(Items from a dataset)

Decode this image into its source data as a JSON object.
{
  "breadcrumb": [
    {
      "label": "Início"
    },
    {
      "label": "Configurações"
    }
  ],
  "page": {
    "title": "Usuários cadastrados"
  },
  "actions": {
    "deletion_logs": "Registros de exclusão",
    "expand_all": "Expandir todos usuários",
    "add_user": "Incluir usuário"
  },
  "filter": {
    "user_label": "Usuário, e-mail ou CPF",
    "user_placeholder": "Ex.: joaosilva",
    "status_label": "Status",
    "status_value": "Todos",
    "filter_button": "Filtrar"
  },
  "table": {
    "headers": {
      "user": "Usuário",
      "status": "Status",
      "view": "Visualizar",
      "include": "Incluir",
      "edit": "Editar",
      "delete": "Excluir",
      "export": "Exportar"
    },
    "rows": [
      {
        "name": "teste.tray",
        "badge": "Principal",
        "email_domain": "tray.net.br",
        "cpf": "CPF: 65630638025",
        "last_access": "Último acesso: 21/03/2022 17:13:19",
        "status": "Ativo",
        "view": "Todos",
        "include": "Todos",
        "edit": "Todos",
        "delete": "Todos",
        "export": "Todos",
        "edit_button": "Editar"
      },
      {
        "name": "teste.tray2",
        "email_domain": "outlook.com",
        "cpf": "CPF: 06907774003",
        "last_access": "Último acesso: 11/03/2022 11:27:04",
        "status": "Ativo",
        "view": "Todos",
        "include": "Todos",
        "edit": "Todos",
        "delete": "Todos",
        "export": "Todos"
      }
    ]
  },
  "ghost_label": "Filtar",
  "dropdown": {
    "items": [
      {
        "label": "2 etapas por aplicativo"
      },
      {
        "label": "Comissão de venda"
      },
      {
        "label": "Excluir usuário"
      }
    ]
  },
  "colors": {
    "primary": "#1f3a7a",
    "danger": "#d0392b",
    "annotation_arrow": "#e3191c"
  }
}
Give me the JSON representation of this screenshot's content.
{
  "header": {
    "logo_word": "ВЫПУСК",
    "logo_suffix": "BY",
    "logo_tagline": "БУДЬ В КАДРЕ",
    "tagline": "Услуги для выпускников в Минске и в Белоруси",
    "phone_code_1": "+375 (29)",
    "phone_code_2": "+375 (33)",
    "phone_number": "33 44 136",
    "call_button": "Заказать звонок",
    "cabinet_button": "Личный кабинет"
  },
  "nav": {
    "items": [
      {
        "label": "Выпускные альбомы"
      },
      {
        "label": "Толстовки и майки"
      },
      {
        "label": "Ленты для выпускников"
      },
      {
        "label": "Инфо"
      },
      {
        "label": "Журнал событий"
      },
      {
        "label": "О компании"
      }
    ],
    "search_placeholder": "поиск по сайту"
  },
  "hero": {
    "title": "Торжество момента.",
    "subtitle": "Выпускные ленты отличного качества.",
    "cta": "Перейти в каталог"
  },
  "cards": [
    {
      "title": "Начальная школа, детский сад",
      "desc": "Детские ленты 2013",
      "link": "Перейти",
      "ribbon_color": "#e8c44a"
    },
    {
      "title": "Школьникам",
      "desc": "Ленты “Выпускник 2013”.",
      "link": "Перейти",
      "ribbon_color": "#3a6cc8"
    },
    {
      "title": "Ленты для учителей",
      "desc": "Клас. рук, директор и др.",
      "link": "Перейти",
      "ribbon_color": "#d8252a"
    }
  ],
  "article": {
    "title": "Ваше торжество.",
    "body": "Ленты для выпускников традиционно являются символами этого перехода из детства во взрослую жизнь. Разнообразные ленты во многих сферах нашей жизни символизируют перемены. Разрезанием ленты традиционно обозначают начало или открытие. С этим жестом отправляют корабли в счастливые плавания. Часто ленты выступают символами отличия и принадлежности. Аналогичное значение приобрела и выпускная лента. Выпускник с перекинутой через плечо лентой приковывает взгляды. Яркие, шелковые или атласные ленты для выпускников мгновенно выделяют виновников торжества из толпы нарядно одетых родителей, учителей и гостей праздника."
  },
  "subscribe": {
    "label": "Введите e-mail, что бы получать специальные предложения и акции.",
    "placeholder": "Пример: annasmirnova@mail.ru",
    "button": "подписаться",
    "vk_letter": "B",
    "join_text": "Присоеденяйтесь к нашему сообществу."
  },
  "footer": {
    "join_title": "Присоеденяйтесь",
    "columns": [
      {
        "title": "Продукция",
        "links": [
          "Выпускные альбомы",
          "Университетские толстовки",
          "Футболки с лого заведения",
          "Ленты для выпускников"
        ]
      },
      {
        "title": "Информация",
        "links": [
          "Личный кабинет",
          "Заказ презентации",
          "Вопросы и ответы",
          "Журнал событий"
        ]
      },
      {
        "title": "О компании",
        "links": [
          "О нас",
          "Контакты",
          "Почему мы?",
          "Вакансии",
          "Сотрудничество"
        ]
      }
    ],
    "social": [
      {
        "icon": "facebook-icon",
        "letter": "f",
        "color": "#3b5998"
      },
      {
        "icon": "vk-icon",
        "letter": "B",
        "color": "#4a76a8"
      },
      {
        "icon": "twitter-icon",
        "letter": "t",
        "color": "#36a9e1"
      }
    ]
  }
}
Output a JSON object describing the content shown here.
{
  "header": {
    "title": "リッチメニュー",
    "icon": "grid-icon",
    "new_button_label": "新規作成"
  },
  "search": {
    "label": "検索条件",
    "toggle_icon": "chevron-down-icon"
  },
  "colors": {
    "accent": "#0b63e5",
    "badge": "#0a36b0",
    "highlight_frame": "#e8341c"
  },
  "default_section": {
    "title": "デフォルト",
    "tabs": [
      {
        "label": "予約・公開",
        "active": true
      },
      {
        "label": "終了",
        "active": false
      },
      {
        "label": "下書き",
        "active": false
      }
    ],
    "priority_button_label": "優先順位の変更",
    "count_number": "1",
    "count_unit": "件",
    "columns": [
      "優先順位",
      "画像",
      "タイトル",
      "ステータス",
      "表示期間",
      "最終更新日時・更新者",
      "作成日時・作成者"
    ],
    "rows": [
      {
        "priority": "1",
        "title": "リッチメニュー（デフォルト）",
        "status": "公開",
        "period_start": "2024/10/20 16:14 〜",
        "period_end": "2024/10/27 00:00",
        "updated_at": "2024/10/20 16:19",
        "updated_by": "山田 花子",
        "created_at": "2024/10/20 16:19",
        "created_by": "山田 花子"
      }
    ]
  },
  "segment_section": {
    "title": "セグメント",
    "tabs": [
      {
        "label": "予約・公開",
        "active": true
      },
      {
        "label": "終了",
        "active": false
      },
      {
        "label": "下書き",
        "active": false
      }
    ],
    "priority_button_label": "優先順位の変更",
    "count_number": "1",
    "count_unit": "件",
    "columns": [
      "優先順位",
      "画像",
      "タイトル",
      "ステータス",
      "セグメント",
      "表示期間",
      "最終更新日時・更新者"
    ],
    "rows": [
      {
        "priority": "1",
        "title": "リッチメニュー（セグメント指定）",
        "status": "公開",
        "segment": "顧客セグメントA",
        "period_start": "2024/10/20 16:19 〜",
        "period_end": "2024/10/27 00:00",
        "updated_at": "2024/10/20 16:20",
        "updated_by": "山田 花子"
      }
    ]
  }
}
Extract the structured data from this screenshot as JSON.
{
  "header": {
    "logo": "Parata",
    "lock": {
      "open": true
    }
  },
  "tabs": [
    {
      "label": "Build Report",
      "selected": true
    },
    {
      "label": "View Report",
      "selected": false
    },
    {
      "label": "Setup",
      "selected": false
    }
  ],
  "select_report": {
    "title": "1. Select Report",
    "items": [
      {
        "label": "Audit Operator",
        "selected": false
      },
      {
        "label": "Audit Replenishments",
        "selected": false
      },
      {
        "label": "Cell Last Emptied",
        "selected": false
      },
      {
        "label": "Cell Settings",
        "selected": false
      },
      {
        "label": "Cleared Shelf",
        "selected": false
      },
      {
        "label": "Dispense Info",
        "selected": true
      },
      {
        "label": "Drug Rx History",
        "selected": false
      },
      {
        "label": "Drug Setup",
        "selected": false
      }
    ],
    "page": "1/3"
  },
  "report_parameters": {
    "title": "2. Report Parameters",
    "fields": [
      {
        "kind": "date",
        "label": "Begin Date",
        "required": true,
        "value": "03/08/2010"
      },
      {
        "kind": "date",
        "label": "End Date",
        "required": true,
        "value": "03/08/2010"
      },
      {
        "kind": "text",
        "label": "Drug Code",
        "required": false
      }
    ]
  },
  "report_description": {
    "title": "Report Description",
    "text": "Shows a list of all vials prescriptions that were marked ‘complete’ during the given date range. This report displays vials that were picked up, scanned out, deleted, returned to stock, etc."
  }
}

Exercise instructions:
Write out, word for word, the line containing "Extract the structured" and every line after it to the end of the data above.

Answer:
Extract the structured data from this screenshot as JSON.
{
  "header": {
    "logo": "Parata",
    "lock": {
      "open": true
    }
  },
  "tabs": [
    {
      "label": "Build Report",
      "selected": true
    },
    {
      "label": "View Report",
      "selected": false
    },
    {
      "label": "Setup",
      "selected": false
    }
  ],
  "select_report": {
    "title": "1. Select Report",
    "items": [
      {
        "label": "Audit Operator",
        "selected": false
      },
      {
        "label": "Audit Replenishments",
        "selected": false
      },
      {
        "label": "Cell Last Emptied",
        "selected": false
      },
      {
        "label": "Cell Settings",
        "selected": false
      },
      {
        "label": "Cleared Shelf",
        "selected": false
      },
      {
        "label": "Dispense Info",
        "selected": true
      },
      {
        "label": "Drug Rx History",
        "selected": false
      },
      {
        "label": "Drug Setup",
        "selected": false
      }
    ],
    "page": "1/3"
  },
  "report_parameters": {
    "title": "2. Report Parameters",
    "fields": [
      {
        "kind": "date",
        "label": "Begin Date",
        "required": true,
        "value": "03/08/2010"
      },
      {
        "kind": "date",
        "label": "End Date",
        "required": true,
        "value": "03/08/2010"
      },
      {
        "kind": "text",
        "label": "Drug Code",
        "required": false
      }
    ]
  },
  "report_description": {
    "title": "Report Description",
    "text": "Shows a list of all vials prescriptions that were marked ‘complete’ during the given date range. This report displays vials that were picked up, scanned out, deleted, returned to stock, etc."
  }
}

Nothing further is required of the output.